§ **Brief**: Repeat precisely, and only, the lines between the line containing "Give me a plain-text" and the end of the listing below, both ends included.

________

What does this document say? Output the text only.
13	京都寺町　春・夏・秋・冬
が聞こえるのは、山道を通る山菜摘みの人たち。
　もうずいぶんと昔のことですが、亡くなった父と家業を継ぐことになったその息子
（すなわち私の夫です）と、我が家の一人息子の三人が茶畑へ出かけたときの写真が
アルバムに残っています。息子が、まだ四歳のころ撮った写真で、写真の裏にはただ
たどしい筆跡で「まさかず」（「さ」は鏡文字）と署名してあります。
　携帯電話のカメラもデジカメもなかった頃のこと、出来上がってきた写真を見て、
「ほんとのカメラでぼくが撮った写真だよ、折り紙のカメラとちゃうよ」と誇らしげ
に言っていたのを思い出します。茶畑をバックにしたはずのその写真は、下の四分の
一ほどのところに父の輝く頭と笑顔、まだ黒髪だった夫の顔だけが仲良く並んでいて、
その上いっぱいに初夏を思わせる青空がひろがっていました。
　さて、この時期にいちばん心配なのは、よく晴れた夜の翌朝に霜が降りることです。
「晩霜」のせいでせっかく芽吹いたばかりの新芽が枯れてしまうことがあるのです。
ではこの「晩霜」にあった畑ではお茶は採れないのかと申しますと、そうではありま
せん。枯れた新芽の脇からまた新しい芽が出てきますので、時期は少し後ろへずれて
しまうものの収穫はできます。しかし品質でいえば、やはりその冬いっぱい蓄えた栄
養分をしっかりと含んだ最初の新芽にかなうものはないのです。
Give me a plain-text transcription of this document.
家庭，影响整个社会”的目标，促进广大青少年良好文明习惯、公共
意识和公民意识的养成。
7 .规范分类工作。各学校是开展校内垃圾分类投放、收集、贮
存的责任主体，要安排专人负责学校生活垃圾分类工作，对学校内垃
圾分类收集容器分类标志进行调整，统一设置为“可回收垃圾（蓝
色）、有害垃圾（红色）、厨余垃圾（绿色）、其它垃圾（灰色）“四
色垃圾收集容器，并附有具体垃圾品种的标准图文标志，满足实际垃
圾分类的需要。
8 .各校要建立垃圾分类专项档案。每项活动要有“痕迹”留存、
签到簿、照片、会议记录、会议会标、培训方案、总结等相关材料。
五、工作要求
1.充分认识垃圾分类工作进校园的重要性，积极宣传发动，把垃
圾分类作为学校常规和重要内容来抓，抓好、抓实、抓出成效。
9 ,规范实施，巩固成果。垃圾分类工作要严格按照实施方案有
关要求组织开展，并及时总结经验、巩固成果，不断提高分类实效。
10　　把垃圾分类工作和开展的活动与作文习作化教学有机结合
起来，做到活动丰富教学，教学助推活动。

________

§ **Answer below**:
Give me a plain-text transcription of this document.
家庭，影响整个社会”的目标，促进广大青少年良好文明习惯、公共
意识和公民意识的养成。
7 .规范分类工作。各学校是开展校内垃圾分类投放、收集、贮
存的责任主体，要安排专人负责学校生活垃圾分类工作，对学校内垃
圾分类收集容器分类标志进行调整，统一设置为“可回收垃圾（蓝
色）、有害垃圾（红色）、厨余垃圾（绿色）、其它垃圾（灰色）“四
色垃圾收集容器，并附有具体垃圾品种的标准图文标志，满足实际垃
圾分类的需要。
8 .各校要建立垃圾分类专项档案。每项活动要有“痕迹”留存、
签到簿、照片、会议记录、会议会标、培训方案、总结等相关材料。
五、工作要求
1.充分认识垃圾分类工作进校园的重要性，积极宣传发动，把垃
圾分类作为学校常规和重要内容来抓，抓好、抓实、抓出成效。
9 ,规范实施，巩固成果。垃圾分类工作要严格按照实施方案有
关要求组织开展，并及时总结经验、巩固成果，不断提高分类实效。
10　　把垃圾分类工作和开展的活动与作文习作化教学有机结合
起来，做到活动丰富教学，教学助推活动。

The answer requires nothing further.